#### Records for this task ####

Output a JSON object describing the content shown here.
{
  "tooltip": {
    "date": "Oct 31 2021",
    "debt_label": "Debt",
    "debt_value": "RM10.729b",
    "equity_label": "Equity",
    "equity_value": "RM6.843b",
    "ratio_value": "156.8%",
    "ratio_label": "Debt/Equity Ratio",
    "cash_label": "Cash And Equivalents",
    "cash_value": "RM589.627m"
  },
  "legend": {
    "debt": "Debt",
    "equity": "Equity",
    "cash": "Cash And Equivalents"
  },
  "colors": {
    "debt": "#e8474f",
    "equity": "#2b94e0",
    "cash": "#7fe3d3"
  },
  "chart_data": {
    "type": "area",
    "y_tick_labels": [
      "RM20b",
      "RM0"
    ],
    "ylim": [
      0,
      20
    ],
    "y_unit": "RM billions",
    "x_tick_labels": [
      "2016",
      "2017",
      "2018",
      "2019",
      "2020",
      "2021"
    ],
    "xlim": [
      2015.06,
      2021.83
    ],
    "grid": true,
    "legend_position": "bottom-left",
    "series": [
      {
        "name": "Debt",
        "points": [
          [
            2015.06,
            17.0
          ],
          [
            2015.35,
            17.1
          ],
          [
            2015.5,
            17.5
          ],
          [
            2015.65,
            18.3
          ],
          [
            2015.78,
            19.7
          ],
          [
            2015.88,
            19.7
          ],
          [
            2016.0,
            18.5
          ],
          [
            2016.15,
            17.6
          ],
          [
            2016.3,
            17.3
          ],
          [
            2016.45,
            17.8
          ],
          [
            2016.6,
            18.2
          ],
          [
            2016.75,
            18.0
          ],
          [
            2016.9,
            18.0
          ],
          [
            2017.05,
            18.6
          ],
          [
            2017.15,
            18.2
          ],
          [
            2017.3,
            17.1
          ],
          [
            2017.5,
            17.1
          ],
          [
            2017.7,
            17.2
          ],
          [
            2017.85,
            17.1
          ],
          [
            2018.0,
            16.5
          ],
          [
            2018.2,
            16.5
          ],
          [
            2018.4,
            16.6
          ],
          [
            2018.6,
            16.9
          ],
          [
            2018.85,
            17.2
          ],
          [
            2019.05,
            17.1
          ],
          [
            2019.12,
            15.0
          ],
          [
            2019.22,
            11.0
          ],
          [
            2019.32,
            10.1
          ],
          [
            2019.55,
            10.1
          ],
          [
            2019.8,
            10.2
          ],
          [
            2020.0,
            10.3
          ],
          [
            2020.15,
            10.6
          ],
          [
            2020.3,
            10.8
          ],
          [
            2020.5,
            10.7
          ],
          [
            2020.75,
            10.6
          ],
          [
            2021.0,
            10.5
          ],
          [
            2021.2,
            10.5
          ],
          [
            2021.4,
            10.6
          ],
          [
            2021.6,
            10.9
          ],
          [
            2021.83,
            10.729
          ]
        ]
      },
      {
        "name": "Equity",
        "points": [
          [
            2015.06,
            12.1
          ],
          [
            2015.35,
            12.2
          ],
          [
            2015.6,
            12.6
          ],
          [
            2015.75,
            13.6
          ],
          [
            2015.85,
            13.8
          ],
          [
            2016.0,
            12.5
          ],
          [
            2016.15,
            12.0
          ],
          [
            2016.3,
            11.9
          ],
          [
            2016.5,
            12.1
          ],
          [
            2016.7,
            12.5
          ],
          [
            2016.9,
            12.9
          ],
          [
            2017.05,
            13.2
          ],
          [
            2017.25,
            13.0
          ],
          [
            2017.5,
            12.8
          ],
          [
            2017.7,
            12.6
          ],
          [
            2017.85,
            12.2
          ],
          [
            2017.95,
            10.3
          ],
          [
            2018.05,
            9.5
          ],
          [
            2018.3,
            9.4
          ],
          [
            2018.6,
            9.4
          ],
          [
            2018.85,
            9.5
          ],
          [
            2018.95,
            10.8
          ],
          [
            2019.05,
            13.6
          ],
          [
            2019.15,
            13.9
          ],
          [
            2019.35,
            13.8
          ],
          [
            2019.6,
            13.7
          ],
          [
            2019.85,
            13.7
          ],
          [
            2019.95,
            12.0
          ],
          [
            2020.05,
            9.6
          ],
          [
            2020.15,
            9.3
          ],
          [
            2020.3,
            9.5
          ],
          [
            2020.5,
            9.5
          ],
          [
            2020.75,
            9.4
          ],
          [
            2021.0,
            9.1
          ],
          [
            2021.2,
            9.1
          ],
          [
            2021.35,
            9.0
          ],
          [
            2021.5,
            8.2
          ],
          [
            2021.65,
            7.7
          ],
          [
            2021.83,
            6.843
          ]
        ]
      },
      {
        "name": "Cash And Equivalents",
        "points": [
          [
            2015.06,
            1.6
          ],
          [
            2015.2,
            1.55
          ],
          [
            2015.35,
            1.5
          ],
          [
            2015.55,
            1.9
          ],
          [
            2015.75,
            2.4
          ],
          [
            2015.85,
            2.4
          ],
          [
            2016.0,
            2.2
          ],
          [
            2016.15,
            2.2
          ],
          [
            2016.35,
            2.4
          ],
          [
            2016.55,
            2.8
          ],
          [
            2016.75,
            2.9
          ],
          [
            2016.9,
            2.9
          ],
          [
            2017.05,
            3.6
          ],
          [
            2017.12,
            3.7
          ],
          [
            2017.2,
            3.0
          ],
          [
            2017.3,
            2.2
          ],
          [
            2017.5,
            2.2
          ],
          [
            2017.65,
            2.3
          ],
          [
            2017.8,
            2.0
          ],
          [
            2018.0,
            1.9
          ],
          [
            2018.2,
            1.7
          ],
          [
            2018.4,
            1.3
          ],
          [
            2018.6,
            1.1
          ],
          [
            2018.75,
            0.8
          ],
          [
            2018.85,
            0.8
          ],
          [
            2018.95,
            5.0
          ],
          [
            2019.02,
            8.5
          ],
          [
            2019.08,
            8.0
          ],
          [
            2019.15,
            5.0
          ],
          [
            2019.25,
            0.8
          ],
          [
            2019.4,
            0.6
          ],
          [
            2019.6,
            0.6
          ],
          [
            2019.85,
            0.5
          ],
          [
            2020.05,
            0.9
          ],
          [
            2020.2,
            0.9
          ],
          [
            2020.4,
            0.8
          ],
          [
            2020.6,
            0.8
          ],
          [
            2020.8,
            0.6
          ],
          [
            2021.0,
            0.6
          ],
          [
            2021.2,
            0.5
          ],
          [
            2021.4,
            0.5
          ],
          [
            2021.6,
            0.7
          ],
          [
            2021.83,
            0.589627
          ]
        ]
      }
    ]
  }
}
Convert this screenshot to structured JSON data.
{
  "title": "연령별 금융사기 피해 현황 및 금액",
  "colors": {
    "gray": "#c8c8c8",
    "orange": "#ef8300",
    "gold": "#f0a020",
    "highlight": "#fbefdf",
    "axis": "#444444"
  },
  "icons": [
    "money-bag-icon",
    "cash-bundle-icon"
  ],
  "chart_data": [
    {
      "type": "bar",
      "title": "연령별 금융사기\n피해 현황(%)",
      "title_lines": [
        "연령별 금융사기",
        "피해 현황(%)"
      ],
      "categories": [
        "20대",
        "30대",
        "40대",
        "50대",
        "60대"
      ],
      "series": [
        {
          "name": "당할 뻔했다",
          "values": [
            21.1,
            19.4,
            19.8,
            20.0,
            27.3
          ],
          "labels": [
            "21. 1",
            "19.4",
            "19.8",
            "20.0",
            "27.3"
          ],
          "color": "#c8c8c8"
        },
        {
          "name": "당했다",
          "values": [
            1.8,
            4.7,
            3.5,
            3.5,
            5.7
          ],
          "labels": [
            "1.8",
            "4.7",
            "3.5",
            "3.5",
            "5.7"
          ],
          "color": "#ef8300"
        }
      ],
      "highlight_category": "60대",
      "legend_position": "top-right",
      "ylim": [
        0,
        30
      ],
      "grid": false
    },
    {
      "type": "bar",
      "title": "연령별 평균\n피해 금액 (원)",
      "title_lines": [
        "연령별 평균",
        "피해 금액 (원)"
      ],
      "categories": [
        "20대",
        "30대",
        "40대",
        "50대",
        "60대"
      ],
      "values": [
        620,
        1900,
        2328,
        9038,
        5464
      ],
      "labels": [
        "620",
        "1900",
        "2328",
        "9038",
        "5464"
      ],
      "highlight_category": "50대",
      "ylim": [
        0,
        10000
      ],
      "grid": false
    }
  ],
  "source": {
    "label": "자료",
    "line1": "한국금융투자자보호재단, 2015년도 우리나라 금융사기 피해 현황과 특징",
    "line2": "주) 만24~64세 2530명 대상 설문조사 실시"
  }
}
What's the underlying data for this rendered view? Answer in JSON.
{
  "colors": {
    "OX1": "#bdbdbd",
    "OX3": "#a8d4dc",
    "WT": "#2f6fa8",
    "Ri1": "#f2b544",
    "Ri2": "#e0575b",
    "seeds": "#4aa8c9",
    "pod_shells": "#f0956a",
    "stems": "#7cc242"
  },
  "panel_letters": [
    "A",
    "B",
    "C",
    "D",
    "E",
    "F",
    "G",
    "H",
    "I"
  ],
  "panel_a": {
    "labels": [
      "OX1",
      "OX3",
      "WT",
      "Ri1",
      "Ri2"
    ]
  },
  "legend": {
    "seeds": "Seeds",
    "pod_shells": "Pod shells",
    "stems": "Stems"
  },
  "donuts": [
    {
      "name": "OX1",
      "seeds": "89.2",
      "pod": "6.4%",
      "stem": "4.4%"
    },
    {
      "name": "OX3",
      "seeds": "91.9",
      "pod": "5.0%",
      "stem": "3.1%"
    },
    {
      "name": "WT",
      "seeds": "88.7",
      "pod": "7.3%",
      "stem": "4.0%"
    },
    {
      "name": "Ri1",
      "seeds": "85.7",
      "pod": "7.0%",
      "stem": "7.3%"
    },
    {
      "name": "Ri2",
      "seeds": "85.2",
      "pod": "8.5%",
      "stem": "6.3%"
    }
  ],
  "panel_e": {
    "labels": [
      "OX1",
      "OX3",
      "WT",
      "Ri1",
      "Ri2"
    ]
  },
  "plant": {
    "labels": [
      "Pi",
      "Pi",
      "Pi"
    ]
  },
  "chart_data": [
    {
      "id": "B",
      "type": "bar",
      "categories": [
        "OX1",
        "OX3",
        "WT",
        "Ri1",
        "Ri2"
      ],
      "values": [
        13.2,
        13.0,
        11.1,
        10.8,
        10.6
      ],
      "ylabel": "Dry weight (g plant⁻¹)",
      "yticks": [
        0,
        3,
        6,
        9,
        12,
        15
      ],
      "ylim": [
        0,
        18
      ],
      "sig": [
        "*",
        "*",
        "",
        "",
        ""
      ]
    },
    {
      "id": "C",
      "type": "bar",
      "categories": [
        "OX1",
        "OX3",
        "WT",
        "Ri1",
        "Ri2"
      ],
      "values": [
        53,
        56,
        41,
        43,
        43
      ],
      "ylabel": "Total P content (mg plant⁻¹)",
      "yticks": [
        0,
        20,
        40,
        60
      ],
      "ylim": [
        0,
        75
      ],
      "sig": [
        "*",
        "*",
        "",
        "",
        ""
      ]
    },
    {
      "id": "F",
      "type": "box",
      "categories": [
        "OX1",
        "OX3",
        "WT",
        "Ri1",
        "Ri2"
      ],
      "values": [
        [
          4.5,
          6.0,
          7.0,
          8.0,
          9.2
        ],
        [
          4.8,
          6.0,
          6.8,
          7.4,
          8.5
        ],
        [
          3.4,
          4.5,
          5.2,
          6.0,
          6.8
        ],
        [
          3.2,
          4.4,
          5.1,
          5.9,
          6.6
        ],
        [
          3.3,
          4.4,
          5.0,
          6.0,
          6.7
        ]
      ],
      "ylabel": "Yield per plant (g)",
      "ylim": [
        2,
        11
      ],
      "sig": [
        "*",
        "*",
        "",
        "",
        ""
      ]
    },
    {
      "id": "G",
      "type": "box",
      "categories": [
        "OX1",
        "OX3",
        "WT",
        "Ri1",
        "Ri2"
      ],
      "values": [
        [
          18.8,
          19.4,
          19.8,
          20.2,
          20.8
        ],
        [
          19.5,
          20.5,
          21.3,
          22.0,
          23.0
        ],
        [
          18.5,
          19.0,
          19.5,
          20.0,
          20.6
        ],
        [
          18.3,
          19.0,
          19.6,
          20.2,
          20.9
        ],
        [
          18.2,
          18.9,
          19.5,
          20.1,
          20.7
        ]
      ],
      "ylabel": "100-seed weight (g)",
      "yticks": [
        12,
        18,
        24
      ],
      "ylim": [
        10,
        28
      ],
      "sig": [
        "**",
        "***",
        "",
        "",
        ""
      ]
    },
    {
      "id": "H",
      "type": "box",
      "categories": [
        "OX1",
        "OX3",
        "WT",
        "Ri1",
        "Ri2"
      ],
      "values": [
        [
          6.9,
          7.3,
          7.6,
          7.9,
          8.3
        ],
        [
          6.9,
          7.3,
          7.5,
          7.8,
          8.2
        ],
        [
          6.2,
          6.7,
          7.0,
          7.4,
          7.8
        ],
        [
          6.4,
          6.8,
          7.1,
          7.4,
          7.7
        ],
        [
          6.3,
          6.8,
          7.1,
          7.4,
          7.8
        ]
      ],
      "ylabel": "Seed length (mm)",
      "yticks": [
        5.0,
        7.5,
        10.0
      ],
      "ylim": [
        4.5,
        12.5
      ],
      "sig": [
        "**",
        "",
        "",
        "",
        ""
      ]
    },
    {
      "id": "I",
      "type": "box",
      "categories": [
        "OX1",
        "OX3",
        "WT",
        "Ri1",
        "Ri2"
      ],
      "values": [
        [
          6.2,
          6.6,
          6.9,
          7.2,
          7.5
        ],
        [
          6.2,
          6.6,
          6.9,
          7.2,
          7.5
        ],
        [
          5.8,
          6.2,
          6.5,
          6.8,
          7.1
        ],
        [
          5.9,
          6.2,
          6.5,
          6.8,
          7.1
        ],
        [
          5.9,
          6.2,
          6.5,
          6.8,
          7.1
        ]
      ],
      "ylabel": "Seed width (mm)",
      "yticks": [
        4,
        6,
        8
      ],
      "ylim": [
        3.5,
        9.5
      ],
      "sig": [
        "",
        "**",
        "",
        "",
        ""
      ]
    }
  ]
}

####

Directive =>
Answer only with how many lines in the records include "금융사기".

Solution to this task =>
4